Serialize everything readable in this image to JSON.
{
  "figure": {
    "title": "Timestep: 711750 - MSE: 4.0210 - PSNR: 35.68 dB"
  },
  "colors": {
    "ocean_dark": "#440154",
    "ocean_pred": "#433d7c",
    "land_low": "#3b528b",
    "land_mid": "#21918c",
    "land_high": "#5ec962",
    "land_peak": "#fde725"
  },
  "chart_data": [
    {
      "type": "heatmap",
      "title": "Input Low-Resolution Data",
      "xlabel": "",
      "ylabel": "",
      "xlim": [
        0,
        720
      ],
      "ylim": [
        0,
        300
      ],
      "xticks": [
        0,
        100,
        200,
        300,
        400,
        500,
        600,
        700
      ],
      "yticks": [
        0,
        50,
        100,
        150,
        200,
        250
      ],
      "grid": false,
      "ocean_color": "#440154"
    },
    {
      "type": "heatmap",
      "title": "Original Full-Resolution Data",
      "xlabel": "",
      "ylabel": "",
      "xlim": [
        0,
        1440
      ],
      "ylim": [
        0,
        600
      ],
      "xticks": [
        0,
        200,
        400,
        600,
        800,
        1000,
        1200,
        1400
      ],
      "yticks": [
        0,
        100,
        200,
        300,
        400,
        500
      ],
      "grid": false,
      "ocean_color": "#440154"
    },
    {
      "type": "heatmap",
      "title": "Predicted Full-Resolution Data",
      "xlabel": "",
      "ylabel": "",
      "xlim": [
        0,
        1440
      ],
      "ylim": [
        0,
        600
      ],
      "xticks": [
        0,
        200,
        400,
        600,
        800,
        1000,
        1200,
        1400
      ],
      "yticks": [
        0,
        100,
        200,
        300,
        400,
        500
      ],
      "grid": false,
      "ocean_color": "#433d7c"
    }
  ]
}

Required work
What is needed here is an exact reproduction of all the entries.

Complete output
Serialize everything readable in this image to JSON.
{
  "figure": {
    "title": "Timestep: 711750 - MSE: 4.0210 - PSNR: 35.68 dB"
  },
  "colors": {
    "ocean_dark": "#440154",
    "ocean_pred": "#433d7c",
    "land_low": "#3b528b",
    "land_mid": "#21918c",
    "land_high": "#5ec962",
    "land_peak": "#fde725"
  },
  "chart_data": [
    {
      "type": "heatmap",
      "title": "Input Low-Resolution Data",
      "xlabel": "",
      "ylabel": "",
      "xlim": [
        0,
        720
      ],
      "ylim": [
        0,
        300
      ],
      "xticks": [
        0,
        100,
        200,
        300,
        400,
        500,
        600,
        700
      ],
      "yticks": [
        0,
        50,
        100,
        150,
        200,
        250
      ],
      "grid": false,
      "ocean_color": "#440154"
    },
    {
      "type": "heatmap",
      "title": "Original Full-Resolution Data",
      "xlabel": "",
      "ylabel": "",
      "xlim": [
        0,
        1440
      ],
      "ylim": [
        0,
        600
      ],
      "xticks": [
        0,
        200,
        400,
        600,
        800,
        1000,
        1200,
        1400
      ],
      "yticks": [
        0,
        100,
        200,
        300,
        400,
        500
      ],
      "grid": false,
      "ocean_color": "#440154"
    },
    {
      "type": "heatmap",
      "title": "Predicted Full-Resolution Data",
      "xlabel": "",
      "ylabel": "",
      "xlim": [
        0,
        1440
      ],
      "ylim": [
        0,
        600
      ],
      "xticks": [
        0,
        200,
        400,
        600,
        800,
        1000,
        1200,
        1400
      ],
      "yticks": [
        0,
        100,
        200,
        300,
        400,
        500
      ],
      "grid": false,
      "ocean_color": "#433d7c"
    }
  ]
}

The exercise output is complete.